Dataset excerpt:
============

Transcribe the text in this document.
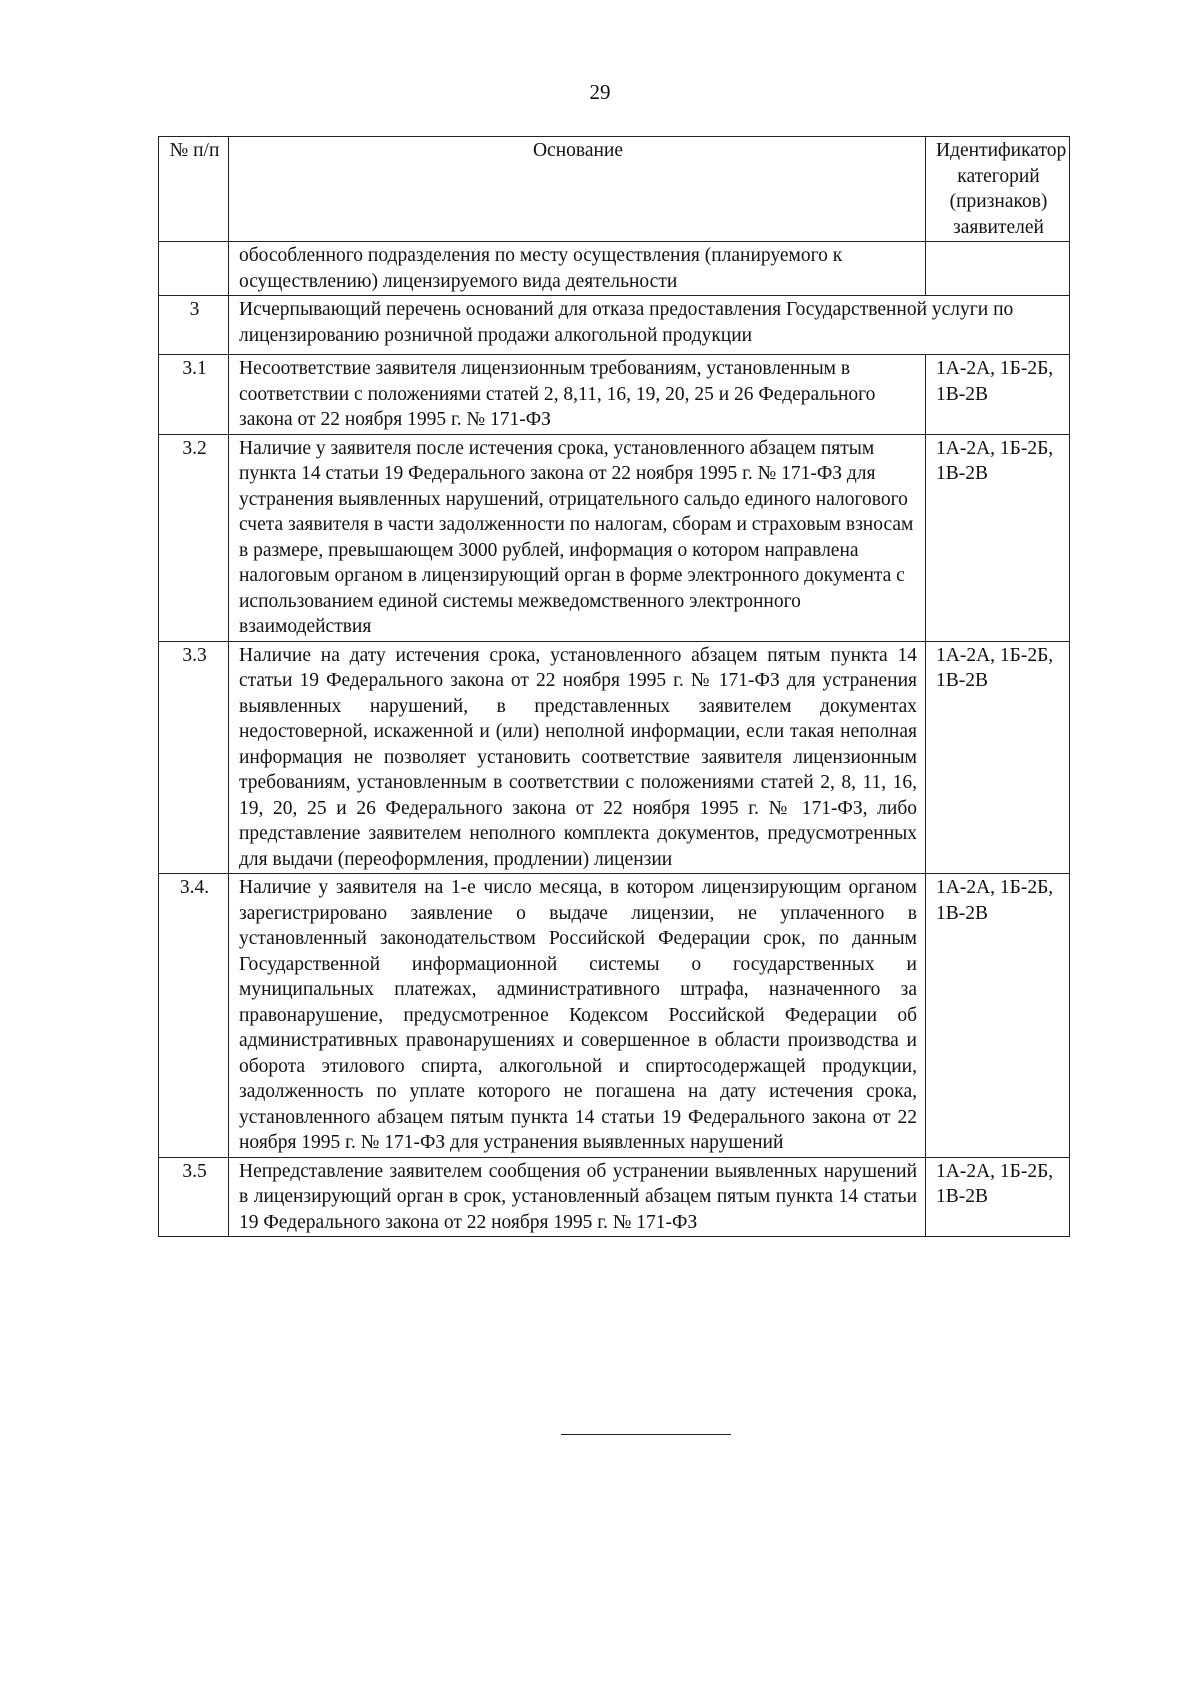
29
№ п/п	Основание	Идентификатор категорий (признаков) заявителей
	обособленного подразделения по месту осуществления (планируемого к осуществлению) лицензируемого вида деятельности	
3	Исчерпывающий перечень оснований для отказа предоставления Государственной услуги по лицензированию розничной продажи алкогольной продукции	
3.1	Несоответствие заявителя лицензионным требованиям, установленным в соответствии с положениями статей 2, 8,11, 16, 19, 20, 25 и 26 Федерального закона от 22 ноября 1995 г. № 171-ФЗ	1А-2А, 1Б-2Б, 1В-2В
3.2	Наличие у заявителя после истечения срока, установленного абзацем пятым пункта 14 статьи 19 Федерального закона от 22 ноября 1995 г. № 171-ФЗ для устранения выявленных нарушений, отрицательного сальдо единого налогового счета заявителя в части задолженности по налогам, сборам и страховым взносам в размере, превышающем 3000 рублей, информация о котором направлена налоговым органом в лицензирующий орган в форме электронного документа с использованием единой системы межведомственного электронного взаимодействия	1А-2А, 1Б-2Б, 1В-2В
3.3	Наличие на дату истечения срока, установленного абзацем пятым пункта 14 статьи 19 Федерального закона от 22 ноября 1995 г. № 171-ФЗ для устранения выявленных нарушений, в представленных заявителем документах недостоверной, искаженной и (или) неполной информации, если такая неполная информация не позволяет установить соответствие заявителя лицензионным требованиям, установленным в соответствии с положениями статей 2, 8, 11, 16, 19, 20, 25 и 26 Федерального закона от 22 ноября 1995 г. № 171-ФЗ, либо представление заявителем неполного комплекта документов, предусмотренных для выдачи (переоформления, продлении) лицензии	1А-2А, 1Б-2Б, 1В-2В
3.4.	Наличие у заявителя на 1-е число месяца, в котором лицензирующим органом зарегистрировано заявление о выдаче лицензии, не уплаченного в установленный законодательством Российской Федерации срок, по данным Государственной информационной системы о государственных и муниципальных платежах, административного штрафа, назначенного за правонарушение, предусмотренное Кодексом Российской Федерации об административных правонарушениях и совершенное в области производства и оборота этилового спирта, алкогольной и спиртосодержащей продукции, задолженность по уплате которого не погашена на дату истечения срока, установленного абзацем пятым пункта 14 статьи 19 Федерального закона от 22 ноября 1995 г. № 171-ФЗ для устранения выявленных нарушений	1А-2А, 1Б-2Б, 1В-2В
3.5	Непредставление заявителем сообщения об устранении выявленных нарушений в лицензирующий орган в срок, установленный абзацем пятым пункта 14 статьи 19 Федерального закона от 22 ноября 1995 г. № 171-ФЗ	1А-2А, 1Б-2Б, 1В-2В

============

What you are asked to do
Tally the lines in the records above that contain the word "котором", and give only that number.

Result
2